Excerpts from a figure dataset

——

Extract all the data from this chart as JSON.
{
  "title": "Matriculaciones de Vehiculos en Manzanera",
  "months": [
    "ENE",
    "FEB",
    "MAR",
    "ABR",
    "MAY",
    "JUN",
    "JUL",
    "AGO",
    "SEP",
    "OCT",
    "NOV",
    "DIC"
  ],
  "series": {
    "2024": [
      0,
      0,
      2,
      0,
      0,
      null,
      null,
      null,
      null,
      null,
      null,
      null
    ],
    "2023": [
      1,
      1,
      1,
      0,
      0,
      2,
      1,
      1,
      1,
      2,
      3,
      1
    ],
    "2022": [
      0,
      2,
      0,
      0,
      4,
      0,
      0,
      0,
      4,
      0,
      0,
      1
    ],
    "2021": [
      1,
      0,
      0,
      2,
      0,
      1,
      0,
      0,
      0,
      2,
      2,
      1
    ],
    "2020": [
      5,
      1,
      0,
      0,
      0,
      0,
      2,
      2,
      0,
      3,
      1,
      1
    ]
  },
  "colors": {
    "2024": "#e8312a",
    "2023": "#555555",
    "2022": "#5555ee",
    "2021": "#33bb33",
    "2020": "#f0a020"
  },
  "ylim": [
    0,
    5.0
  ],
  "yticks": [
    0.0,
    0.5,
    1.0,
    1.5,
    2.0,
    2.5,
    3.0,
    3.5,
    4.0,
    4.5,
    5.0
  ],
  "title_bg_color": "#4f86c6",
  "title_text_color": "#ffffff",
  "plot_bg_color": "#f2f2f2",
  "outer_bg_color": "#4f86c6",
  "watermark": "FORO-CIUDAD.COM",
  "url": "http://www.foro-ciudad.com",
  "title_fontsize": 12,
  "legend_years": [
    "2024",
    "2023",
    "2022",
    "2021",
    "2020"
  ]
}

——

Repeat the entries shown above, every one, word for word.

Result of this exercise
Extract all the data from this chart as JSON.
{
  "title": "Matriculaciones de Vehiculos en Manzanera",
  "months": [
    "ENE",
    "FEB",
    "MAR",
    "ABR",
    "MAY",
    "JUN",
    "JUL",
    "AGO",
    "SEP",
    "OCT",
    "NOV",
    "DIC"
  ],
  "series": {
    "2024": [
      0,
      0,
      2,
      0,
      0,
      null,
      null,
      null,
      null,
      null,
      null,
      null
    ],
    "2023": [
      1,
      1,
      1,
      0,
      0,
      2,
      1,
      1,
      1,
      2,
      3,
      1
    ],
    "2022": [
      0,
      2,
      0,
      0,
      4,
      0,
      0,
      0,
      4,
      0,
      0,
      1
    ],
    "2021": [
      1,
      0,
      0,
      2,
      0,
      1,
      0,
      0,
      0,
      2,
      2,
      1
    ],
    "2020": [
      5,
      1,
      0,
      0,
      0,
      0,
      2,
      2,
      0,
      3,
      1,
      1
    ]
  },
  "colors": {
    "2024": "#e8312a",
    "2023": "#555555",
    "2022": "#5555ee",
    "2021": "#33bb33",
    "2020": "#f0a020"
  },
  "ylim": [
    0,
    5.0
  ],
  "yticks": [
    0.0,
    0.5,
    1.0,
    1.5,
    2.0,
    2.5,
    3.0,
    3.5,
    4.0,
    4.5,
    5.0
  ],
  "title_bg_color": "#4f86c6",
  "title_text_color": "#ffffff",
  "plot_bg_color": "#f2f2f2",
  "outer_bg_color": "#4f86c6",
  "watermark": "FORO-CIUDAD.COM",
  "url": "http://www.foro-ciudad.com",
  "title_fontsize": 12,
  "legend_years": [
    "2024",
    "2023",
    "2022",
    "2021",
    "2020"
  ]
}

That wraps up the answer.